*** Data provided ***
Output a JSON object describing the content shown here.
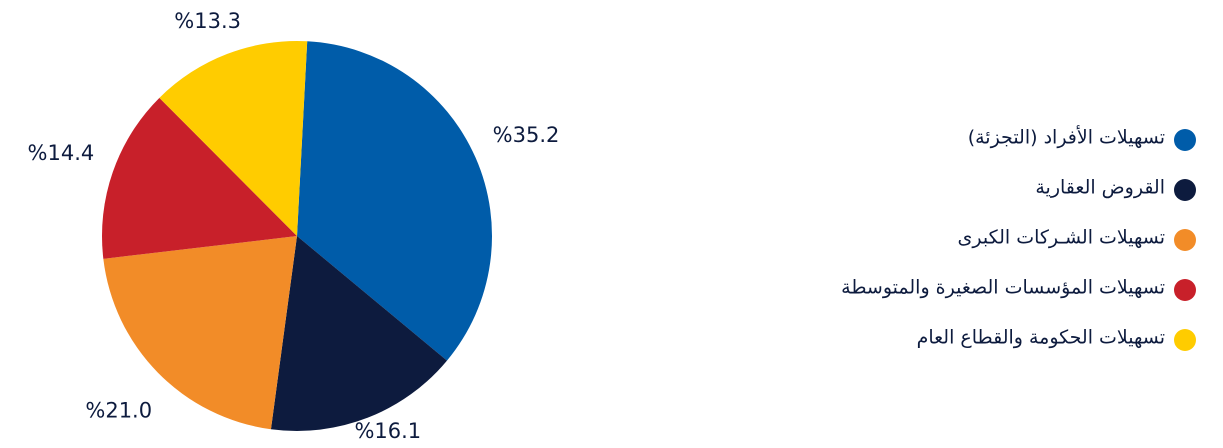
{
  "chart_data": {
    "type": "pie",
    "categories": [
      "تسهيلات الأفراد (التجزئة)",
      "القروض العقارية",
      "تسهيلات الشـركات الكبرى",
      "تسهيلات المؤسسات الصغيرة والمتوسطة",
      "تسهيلات الحكومة والقطاع العام"
    ],
    "values": [
      35.2,
      16.1,
      21.0,
      14.4,
      13.3
    ],
    "value_labels": [
      "%35.2",
      "%16.1",
      "%21.0",
      "%14.4",
      "%13.3"
    ],
    "colors": [
      "#005ca9",
      "#0d1b3e",
      "#f28c28",
      "#c8202a",
      "#ffcc00"
    ]
  }
}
***
▸ **Exercise directions**:
Every record is to be reproduced exactly, with no pictures included.

▸ **Correct answer**:
Output a JSON object describing the content shown here.
{
  "chart_data": {
    "type": "pie",
    "categories": [
      "تسهيلات الأفراد (التجزئة)",
      "القروض العقارية",
      "تسهيلات الشـركات الكبرى",
      "تسهيلات المؤسسات الصغيرة والمتوسطة",
      "تسهيلات الحكومة والقطاع العام"
    ],
    "values": [
      35.2,
      16.1,
      21.0,
      14.4,
      13.3
    ],
    "value_labels": [
      "%35.2",
      "%16.1",
      "%21.0",
      "%14.4",
      "%13.3"
    ],
    "colors": [
      "#005ca9",
      "#0d1b3e",
      "#f28c28",
      "#c8202a",
      "#ffcc00"
    ]
  }
}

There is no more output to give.